--- start of Input material ---
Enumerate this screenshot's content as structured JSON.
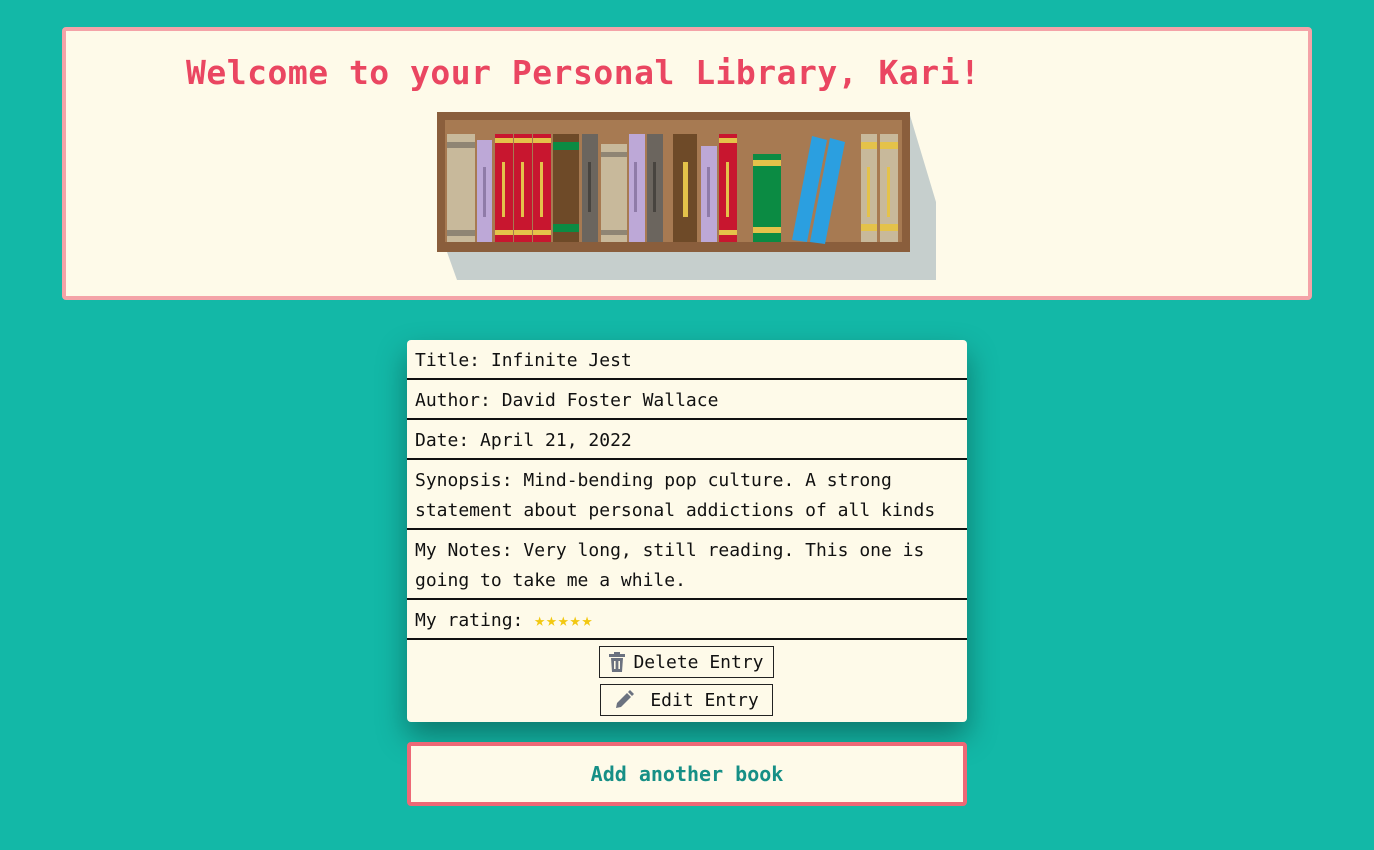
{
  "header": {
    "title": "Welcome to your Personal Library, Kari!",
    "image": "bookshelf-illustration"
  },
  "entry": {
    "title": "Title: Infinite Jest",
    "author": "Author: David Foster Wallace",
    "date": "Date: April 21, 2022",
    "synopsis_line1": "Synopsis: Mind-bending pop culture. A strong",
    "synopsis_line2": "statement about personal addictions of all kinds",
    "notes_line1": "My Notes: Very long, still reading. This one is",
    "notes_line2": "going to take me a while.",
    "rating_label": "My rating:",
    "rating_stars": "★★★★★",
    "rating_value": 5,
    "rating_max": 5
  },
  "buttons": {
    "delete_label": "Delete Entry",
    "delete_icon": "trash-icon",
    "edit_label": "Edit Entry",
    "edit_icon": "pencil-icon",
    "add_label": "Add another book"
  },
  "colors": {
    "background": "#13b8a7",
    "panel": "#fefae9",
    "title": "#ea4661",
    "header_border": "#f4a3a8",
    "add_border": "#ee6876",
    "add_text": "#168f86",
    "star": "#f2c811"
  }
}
--- end of Input material ---
Instructions for the task → Transcribe the listing in full and omit the pictures.

Solution to this exercise →
Enumerate this screenshot's content as structured JSON.
{
  "header": {
    "title": "Welcome to your Personal Library, Kari!",
    "image": "bookshelf-illustration"
  },
  "entry": {
    "title": "Title: Infinite Jest",
    "author": "Author: David Foster Wallace",
    "date": "Date: April 21, 2022",
    "synopsis_line1": "Synopsis: Mind-bending pop culture. A strong",
    "synopsis_line2": "statement about personal addictions of all kinds",
    "notes_line1": "My Notes: Very long, still reading. This one is",
    "notes_line2": "going to take me a while.",
    "rating_label": "My rating:",
    "rating_stars": "★★★★★",
    "rating_value": 5,
    "rating_max": 5
  },
  "buttons": {
    "delete_label": "Delete Entry",
    "delete_icon": "trash-icon",
    "edit_label": "Edit Entry",
    "edit_icon": "pencil-icon",
    "add_label": "Add another book"
  },
  "colors": {
    "background": "#13b8a7",
    "panel": "#fefae9",
    "title": "#ea4661",
    "header_border": "#f4a3a8",
    "add_border": "#ee6876",
    "add_text": "#168f86",
    "star": "#f2c811"
  }
}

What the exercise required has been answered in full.